Prompt: Word for word, retype every entry in the listing.
═════ Study material ═════
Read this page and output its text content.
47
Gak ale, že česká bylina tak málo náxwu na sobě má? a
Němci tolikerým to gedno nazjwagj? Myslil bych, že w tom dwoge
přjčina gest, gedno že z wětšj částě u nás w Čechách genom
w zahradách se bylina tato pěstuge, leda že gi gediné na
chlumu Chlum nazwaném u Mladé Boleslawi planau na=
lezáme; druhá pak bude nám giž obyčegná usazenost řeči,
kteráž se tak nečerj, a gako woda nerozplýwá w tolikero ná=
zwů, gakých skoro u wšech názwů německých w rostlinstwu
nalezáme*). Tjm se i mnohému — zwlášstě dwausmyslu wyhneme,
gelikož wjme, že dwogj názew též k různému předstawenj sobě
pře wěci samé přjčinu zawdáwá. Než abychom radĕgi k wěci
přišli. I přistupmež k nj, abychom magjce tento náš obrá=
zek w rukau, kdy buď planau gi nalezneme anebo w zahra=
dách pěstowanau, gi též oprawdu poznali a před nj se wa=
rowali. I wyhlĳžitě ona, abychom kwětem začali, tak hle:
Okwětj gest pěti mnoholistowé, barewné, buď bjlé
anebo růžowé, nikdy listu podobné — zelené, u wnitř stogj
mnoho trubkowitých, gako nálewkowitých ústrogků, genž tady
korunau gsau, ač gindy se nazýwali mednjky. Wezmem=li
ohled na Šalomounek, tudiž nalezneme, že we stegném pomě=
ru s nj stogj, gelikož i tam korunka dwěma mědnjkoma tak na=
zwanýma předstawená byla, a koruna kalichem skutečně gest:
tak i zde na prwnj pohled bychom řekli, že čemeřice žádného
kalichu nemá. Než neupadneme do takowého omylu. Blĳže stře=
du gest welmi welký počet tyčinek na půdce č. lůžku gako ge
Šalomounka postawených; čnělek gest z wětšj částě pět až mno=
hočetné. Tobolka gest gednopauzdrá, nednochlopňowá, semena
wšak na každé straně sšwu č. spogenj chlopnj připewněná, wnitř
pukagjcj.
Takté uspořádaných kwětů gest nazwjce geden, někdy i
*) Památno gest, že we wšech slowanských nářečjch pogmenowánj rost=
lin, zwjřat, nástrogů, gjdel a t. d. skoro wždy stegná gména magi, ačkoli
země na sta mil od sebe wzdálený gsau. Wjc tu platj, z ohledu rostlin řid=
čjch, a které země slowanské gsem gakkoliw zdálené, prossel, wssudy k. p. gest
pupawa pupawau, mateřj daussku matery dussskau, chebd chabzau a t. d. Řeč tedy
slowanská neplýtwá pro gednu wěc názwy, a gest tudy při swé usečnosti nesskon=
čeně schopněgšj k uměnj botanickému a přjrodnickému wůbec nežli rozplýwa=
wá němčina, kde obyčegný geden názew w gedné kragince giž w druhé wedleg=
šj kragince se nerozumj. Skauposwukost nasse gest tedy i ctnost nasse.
═════
Exercise response:
Read this page and output its text content.
47
Gak ale, že česká bylina tak málo náxwu na sobě má? a
Němci tolikerým to gedno nazjwagj? Myslil bych, že w tom dwoge
přjčina gest, gedno že z wětšj částě u nás w Čechách genom
w zahradách se bylina tato pěstuge, leda že gi gediné na
chlumu Chlum nazwaném u Mladé Boleslawi planau na=
lezáme; druhá pak bude nám giž obyčegná usazenost řeči,
kteráž se tak nečerj, a gako woda nerozplýwá w tolikero ná=
zwů, gakých skoro u wšech názwů německých w rostlinstwu
nalezáme*). Tjm se i mnohému — zwlášstě dwausmyslu wyhneme,
gelikož wjme, že dwogj názew též k různému předstawenj sobě
pře wěci samé přjčinu zawdáwá. Než abychom radĕgi k wěci
přišli. I přistupmež k nj, abychom magjce tento náš obrá=
zek w rukau, kdy buď planau gi nalezneme anebo w zahra=
dách pěstowanau, gi též oprawdu poznali a před nj se wa=
rowali. I wyhlĳžitě ona, abychom kwětem začali, tak hle:
Okwětj gest pěti mnoholistowé, barewné, buď bjlé
anebo růžowé, nikdy listu podobné — zelené, u wnitř stogj
mnoho trubkowitých, gako nálewkowitých ústrogků, genž tady
korunau gsau, ač gindy se nazýwali mednjky. Wezmem=li
ohled na Šalomounek, tudiž nalezneme, že we stegném pomě=
ru s nj stogj, gelikož i tam korunka dwěma mědnjkoma tak na=
zwanýma předstawená byla, a koruna kalichem skutečně gest:
tak i zde na prwnj pohled bychom řekli, že čemeřice žádného
kalichu nemá. Než neupadneme do takowého omylu. Blĳže stře=
du gest welmi welký počet tyčinek na půdce č. lůžku gako ge
Šalomounka postawených; čnělek gest z wětšj částě pět až mno=
hočetné. Tobolka gest gednopauzdrá, nednochlopňowá, semena
wšak na každé straně sšwu č. spogenj chlopnj připewněná, wnitř
pukagjcj.
Takté uspořádaných kwětů gest nazwjce geden, někdy i
*) Památno gest, že we wšech slowanských nářečjch pogmenowánj rost=
lin, zwjřat, nástrogů, gjdel a t. d. skoro wždy stegná gména magi, ačkoli
země na sta mil od sebe wzdálený gsau. Wjc tu platj, z ohledu rostlin řid=
čjch, a které země slowanské gsem gakkoliw zdálené, prossel, wssudy k. p. gest
pupawa pupawau, mateřj daussku matery dussskau, chebd chabzau a t. d. Řeč tedy
slowanská neplýtwá pro gednu wěc názwy, a gest tudy při swé usečnosti nesskon=
čeně schopněgšj k uměnj botanickému a přjrodnickému wůbec nežli rozplýwa=
wá němčina, kde obyčegný geden názew w gedné kragince giž w druhé wedleg=
šj kragince se nerozumj. Skauposwukost nasse gest tedy i ctnost nasse.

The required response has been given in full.